EXERCISE TASK
Reproduce the data below word for word, starting from its first line and ending with the line that contains "ok-button-label: OK [546,351,564,365]", inclusive.

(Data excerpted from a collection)

--------

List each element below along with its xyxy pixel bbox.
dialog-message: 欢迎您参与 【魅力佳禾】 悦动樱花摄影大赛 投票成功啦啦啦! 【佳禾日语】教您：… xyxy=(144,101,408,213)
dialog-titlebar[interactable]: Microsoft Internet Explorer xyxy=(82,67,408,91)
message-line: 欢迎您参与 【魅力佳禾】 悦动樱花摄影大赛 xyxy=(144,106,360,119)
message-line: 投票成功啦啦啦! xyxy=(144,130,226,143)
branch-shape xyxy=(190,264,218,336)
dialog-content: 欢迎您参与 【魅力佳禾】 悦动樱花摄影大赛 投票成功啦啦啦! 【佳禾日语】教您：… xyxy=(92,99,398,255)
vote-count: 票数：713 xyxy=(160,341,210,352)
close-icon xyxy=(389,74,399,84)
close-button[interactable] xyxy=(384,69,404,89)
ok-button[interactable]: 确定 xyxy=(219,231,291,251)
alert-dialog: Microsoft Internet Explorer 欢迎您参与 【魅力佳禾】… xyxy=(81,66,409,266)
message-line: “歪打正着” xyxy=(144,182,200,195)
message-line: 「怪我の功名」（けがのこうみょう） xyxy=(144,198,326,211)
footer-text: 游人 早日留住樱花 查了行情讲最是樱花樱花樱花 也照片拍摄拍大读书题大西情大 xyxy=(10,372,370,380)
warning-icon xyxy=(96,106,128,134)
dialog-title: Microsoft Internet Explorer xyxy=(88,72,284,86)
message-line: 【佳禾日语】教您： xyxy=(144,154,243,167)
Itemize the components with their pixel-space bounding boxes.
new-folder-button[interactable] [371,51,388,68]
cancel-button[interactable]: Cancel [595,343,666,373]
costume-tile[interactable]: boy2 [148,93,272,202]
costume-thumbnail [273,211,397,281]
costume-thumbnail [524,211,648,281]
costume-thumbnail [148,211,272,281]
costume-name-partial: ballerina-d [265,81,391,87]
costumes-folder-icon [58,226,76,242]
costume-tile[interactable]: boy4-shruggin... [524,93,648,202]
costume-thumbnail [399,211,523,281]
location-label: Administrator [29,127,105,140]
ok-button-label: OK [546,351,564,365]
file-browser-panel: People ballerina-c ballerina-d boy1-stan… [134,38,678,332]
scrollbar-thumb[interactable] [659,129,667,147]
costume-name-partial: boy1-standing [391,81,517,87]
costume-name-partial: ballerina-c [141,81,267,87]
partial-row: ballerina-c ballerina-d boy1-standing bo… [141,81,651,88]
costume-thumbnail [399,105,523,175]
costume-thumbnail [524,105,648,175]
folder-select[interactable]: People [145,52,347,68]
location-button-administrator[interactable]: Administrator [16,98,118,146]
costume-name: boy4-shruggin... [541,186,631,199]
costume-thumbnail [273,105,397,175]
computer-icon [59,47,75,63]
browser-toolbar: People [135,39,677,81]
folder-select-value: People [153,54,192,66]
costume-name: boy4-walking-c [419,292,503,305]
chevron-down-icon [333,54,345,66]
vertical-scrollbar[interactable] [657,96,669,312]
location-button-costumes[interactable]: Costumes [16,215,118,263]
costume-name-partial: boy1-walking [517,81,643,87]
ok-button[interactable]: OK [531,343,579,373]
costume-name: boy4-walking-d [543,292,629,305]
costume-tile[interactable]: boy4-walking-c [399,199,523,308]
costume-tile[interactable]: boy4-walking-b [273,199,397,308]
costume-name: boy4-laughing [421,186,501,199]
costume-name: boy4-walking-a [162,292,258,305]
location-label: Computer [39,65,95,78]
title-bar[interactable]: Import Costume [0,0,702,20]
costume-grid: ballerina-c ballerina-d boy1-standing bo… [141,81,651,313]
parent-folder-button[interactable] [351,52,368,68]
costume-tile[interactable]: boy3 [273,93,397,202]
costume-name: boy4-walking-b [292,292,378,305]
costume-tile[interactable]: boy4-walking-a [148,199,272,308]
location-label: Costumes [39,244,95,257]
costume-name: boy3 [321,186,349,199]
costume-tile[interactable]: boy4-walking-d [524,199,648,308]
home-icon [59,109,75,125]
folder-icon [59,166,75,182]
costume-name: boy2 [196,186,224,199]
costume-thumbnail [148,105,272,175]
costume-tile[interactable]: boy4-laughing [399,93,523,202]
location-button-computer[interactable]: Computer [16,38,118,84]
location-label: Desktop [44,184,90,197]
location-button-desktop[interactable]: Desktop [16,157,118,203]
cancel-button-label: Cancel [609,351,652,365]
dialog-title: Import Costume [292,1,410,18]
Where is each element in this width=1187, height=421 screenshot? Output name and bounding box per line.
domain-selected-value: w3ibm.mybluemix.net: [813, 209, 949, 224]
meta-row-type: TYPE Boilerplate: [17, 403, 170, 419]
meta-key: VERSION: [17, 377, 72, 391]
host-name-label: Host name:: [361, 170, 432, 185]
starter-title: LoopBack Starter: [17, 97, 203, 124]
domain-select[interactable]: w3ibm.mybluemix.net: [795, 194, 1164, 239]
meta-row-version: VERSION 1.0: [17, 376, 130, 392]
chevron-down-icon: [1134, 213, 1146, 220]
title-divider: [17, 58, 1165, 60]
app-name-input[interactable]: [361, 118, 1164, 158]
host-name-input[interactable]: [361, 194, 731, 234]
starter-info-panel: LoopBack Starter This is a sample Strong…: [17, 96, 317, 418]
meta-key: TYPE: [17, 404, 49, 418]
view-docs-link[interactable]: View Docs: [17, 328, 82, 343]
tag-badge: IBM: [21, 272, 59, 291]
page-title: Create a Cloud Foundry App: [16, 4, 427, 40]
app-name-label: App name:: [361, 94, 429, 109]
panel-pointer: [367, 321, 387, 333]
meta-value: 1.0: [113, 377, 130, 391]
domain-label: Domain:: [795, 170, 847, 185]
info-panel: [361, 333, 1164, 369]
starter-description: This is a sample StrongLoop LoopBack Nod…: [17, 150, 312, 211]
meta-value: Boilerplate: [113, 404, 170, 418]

--------

TASK OUTPUT
List each element below along with its xyxy pixel bbox.
dialog-message: 欢迎您参与 【魅力佳禾】 悦动樱花摄影大赛 投票成功啦啦啦! 【佳禾日语】教您：… xyxy=(144,101,408,213)
dialog-titlebar[interactable]: Microsoft Internet Explorer xyxy=(82,67,408,91)
message-line: 欢迎您参与 【魅力佳禾】 悦动樱花摄影大赛 xyxy=(144,106,360,119)
message-line: 投票成功啦啦啦! xyxy=(144,130,226,143)
branch-shape xyxy=(190,264,218,336)
dialog-content: 欢迎您参与 【魅力佳禾】 悦动樱花摄影大赛 投票成功啦啦啦! 【佳禾日语】教您：… xyxy=(92,99,398,255)
vote-count: 票数：713 xyxy=(160,341,210,352)
close-icon xyxy=(389,74,399,84)
close-button[interactable] xyxy=(384,69,404,89)
ok-button[interactable]: 确定 xyxy=(219,231,291,251)
alert-dialog: Microsoft Internet Explorer 欢迎您参与 【魅力佳禾】… xyxy=(81,66,409,266)
message-line: “歪打正着” xyxy=(144,182,200,195)
message-line: 「怪我の功名」（けがのこうみょう） xyxy=(144,198,326,211)
footer-text: 游人 早日留住樱花 查了行情讲最是樱花樱花樱花 也照片拍摄拍大读书题大西情大 xyxy=(10,372,370,380)
warning-icon xyxy=(96,106,128,134)
dialog-title: Microsoft Internet Explorer xyxy=(88,72,284,86)
message-line: 【佳禾日语】教您： xyxy=(144,154,243,167)
Itemize the components with their pixel-space bounding boxes.
new-folder-button[interactable] [371,51,388,68]
cancel-button[interactable]: Cancel [595,343,666,373]
costume-tile[interactable]: boy2 [148,93,272,202]
costume-thumbnail [273,211,397,281]
costume-thumbnail [524,211,648,281]
costume-thumbnail [148,211,272,281]
costume-name-partial: ballerina-d [265,81,391,87]
costumes-folder-icon [58,226,76,242]
costume-tile[interactable]: boy4-shruggin... [524,93,648,202]
costume-thumbnail [399,211,523,281]
location-label: Administrator [29,127,105,140]
ok-button-label: OK [546,351,564,365]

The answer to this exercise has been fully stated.